## The task
Pick out every line that holds the string "Szatkowski" and copy it.

## Records for this task

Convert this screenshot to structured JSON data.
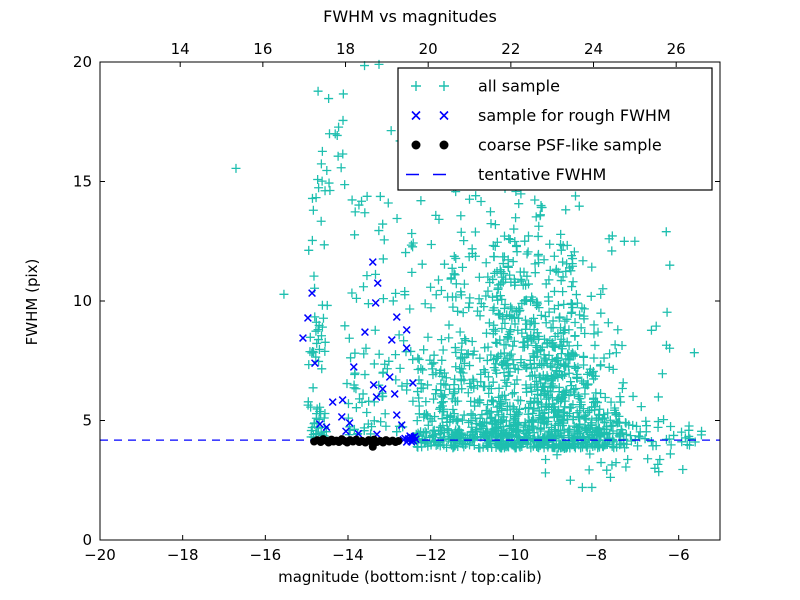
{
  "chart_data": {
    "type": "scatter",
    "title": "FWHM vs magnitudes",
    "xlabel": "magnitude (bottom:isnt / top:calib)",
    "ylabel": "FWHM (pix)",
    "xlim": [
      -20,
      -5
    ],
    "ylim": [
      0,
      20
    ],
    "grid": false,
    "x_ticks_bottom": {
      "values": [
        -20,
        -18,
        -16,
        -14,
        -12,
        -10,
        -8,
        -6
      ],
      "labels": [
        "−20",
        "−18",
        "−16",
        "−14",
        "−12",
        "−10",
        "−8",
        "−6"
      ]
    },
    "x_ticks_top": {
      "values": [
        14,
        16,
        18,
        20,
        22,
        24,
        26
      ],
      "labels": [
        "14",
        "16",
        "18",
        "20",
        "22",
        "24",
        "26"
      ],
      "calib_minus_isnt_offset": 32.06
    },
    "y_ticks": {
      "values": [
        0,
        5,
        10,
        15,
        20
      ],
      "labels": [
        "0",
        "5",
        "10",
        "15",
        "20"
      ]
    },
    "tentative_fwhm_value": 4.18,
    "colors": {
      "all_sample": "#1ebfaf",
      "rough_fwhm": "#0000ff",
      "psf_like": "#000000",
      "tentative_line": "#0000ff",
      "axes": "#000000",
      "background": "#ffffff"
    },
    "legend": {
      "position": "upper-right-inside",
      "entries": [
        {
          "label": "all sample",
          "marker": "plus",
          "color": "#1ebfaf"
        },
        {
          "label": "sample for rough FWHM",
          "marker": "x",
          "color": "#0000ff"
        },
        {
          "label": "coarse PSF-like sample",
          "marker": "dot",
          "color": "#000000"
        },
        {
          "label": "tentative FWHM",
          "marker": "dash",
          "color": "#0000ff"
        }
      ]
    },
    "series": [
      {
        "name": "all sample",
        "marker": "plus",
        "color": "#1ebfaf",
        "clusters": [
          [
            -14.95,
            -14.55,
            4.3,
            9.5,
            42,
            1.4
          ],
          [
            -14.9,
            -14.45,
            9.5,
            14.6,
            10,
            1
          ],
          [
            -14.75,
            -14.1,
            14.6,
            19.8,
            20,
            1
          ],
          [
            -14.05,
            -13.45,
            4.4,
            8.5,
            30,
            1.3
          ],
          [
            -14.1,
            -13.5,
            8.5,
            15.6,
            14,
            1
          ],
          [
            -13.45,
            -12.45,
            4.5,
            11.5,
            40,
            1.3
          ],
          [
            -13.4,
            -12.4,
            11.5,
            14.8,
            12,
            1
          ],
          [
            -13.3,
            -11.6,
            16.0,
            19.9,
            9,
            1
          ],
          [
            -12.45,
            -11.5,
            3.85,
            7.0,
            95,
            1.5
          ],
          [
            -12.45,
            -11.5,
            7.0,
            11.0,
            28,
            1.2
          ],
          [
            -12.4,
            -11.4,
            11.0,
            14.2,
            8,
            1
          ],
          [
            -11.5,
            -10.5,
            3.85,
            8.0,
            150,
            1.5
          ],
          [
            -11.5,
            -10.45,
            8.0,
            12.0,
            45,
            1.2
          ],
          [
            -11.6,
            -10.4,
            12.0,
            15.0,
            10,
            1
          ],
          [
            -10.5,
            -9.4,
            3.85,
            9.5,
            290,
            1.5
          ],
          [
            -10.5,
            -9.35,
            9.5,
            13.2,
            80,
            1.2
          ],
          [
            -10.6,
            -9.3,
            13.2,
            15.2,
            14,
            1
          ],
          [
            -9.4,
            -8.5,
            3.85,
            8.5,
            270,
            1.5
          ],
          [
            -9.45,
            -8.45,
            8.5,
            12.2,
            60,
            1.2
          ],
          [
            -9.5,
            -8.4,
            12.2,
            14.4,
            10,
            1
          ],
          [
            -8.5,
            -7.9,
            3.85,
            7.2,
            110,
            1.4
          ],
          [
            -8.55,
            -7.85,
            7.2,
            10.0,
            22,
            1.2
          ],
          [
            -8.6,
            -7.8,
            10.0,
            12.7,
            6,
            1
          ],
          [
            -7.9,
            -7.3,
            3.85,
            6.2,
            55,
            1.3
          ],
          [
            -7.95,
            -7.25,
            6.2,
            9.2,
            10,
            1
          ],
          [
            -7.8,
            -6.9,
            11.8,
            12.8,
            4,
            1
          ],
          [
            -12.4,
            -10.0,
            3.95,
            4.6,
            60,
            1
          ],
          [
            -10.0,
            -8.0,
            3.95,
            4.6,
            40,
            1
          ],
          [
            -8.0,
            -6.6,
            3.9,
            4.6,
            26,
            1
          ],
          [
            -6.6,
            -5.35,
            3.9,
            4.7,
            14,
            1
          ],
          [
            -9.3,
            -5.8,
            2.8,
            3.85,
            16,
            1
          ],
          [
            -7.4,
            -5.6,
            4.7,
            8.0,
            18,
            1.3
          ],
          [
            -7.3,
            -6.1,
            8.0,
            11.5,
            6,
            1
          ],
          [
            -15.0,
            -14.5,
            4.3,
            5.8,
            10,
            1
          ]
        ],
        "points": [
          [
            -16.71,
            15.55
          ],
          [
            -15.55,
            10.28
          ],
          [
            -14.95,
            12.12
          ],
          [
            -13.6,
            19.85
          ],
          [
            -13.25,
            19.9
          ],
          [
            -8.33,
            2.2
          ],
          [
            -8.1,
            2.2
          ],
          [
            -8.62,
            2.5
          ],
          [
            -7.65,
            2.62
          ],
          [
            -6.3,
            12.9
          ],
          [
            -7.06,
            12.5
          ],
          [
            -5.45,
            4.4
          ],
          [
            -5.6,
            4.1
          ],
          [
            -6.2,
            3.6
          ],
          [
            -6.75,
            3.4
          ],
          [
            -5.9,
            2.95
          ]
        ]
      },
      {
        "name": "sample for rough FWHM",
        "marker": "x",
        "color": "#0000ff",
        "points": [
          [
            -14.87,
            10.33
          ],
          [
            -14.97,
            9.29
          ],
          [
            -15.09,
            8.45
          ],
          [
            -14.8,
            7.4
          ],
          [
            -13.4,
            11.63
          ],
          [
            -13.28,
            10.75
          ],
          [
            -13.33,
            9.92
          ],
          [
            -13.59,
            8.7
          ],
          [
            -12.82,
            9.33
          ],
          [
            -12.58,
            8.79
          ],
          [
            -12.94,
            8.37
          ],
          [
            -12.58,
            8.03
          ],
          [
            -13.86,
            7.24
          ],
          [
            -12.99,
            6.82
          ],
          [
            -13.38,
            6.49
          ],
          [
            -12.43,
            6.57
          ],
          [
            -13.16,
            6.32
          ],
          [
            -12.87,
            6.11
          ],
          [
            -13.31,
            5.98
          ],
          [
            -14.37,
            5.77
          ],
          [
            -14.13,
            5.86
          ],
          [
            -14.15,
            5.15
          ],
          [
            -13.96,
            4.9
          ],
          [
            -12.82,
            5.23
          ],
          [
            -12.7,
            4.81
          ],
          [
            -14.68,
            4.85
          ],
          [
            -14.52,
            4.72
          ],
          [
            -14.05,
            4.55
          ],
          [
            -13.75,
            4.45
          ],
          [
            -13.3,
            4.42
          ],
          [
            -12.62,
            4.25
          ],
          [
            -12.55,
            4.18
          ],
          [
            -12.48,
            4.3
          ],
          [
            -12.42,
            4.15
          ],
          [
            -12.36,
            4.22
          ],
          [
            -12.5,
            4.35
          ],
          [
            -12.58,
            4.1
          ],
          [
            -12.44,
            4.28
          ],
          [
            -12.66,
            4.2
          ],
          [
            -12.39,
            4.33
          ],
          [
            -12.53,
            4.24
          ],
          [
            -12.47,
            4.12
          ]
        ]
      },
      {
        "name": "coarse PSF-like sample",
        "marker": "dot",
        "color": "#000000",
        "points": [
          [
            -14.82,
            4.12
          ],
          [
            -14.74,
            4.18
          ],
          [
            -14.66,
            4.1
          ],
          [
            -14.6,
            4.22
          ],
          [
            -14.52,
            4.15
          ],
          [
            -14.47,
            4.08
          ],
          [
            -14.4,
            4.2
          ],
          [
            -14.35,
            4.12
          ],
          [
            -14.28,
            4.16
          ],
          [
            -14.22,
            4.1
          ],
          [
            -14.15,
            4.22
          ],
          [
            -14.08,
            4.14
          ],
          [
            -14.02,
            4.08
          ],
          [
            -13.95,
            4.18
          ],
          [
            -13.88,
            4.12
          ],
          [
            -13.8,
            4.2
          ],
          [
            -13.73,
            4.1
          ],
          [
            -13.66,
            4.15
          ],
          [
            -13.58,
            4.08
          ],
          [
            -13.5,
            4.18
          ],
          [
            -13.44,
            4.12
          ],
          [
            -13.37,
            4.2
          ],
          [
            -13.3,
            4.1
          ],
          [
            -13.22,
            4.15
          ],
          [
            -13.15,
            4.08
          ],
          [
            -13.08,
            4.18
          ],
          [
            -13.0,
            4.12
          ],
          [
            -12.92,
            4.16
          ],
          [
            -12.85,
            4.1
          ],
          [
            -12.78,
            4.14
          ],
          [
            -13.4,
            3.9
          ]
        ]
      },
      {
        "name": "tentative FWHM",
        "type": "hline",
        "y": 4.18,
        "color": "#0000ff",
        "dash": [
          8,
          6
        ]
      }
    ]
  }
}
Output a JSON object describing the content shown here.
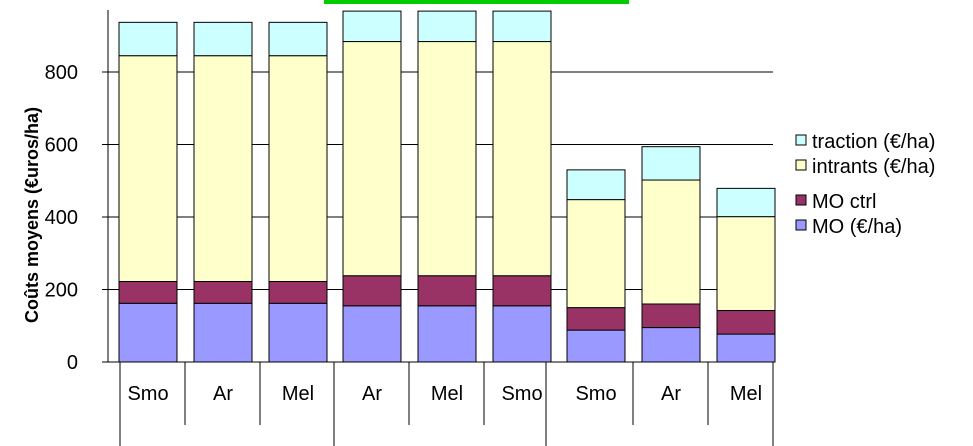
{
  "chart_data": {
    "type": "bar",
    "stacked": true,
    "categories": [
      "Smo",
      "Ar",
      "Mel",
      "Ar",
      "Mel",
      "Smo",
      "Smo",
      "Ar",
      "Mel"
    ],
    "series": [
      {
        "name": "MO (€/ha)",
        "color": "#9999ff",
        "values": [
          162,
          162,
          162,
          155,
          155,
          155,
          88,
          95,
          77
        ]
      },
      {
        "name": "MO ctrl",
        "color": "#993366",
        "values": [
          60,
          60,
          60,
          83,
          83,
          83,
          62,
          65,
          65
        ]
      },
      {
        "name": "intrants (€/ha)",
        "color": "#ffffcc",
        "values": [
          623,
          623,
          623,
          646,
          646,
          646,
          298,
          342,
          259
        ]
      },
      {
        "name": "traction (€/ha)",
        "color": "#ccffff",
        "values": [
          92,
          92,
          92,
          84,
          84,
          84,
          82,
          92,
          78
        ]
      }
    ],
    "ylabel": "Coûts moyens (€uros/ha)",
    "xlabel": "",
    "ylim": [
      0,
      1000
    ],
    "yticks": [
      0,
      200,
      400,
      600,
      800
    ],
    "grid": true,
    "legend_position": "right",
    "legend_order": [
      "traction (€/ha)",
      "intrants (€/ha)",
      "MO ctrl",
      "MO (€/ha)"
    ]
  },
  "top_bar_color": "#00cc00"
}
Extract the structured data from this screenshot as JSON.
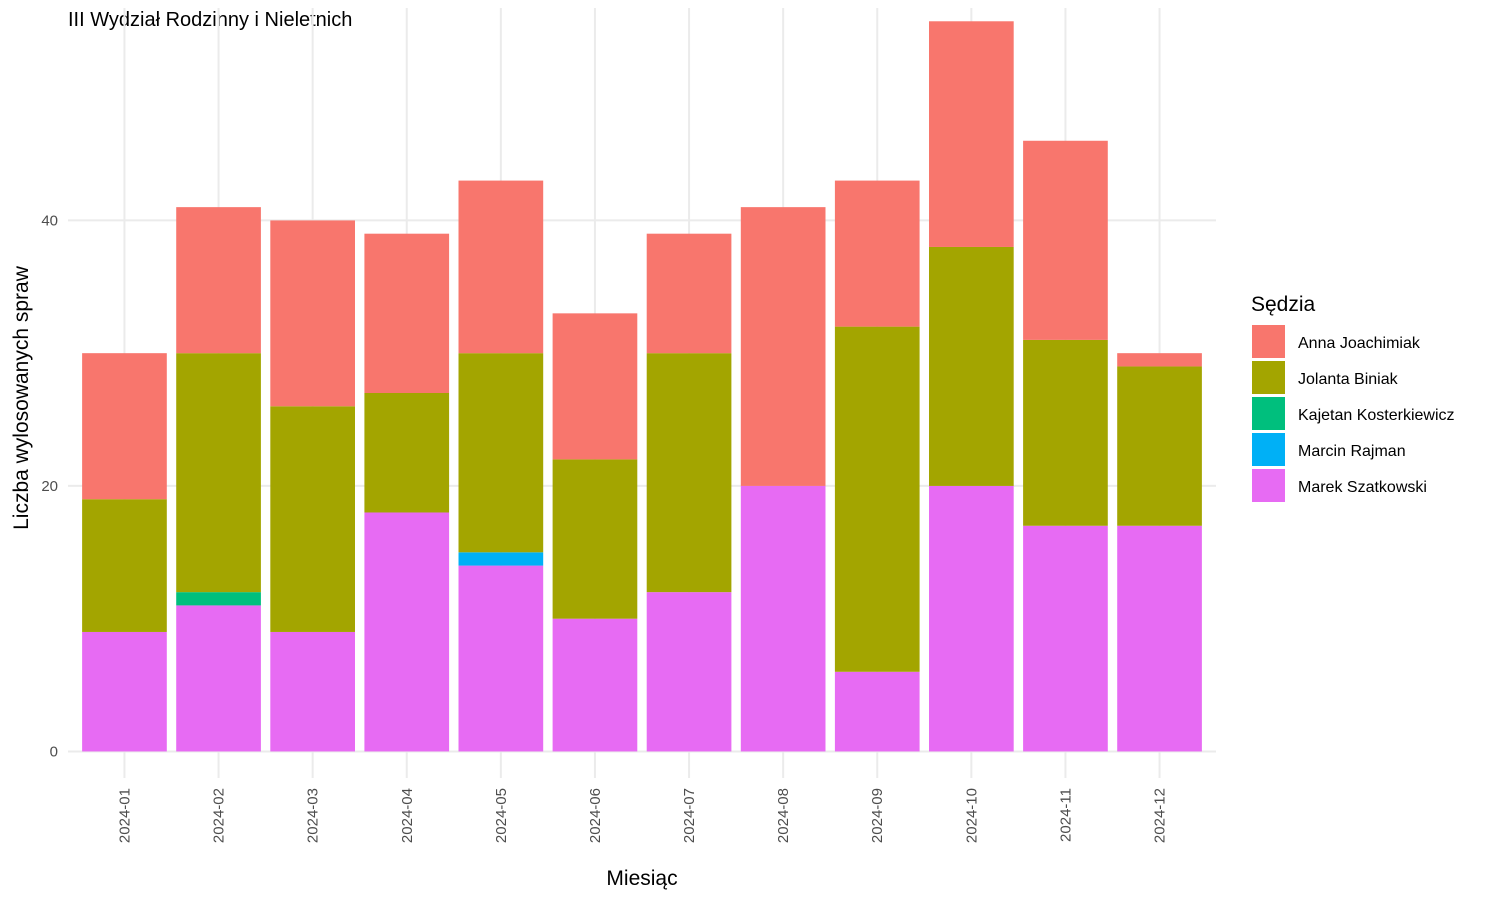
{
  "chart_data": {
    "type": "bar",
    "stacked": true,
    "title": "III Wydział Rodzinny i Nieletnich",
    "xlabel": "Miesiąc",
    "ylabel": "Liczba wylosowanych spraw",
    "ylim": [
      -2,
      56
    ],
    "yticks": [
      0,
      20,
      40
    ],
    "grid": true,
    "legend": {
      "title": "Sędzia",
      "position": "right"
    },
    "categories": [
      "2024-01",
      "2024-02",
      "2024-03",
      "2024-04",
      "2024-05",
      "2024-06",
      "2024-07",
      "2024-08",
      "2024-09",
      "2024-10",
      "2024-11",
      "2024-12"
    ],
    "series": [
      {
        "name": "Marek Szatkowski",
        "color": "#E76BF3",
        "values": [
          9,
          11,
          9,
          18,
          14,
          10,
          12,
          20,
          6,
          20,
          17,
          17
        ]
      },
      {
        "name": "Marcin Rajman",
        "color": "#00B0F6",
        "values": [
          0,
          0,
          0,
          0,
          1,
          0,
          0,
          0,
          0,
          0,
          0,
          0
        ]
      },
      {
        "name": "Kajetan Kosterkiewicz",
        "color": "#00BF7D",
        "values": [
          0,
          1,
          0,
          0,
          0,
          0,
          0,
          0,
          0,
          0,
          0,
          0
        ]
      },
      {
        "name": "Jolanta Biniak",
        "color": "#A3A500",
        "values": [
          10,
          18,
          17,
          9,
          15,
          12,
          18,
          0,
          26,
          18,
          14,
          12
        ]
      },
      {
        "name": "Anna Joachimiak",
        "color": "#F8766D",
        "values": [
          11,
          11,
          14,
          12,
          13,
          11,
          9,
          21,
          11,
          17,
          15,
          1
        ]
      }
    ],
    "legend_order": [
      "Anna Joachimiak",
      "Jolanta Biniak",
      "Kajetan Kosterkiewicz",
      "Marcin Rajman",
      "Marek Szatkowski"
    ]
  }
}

## Final answer
        "name": "Marek Szatkowski",
      "Marek Szatkowski"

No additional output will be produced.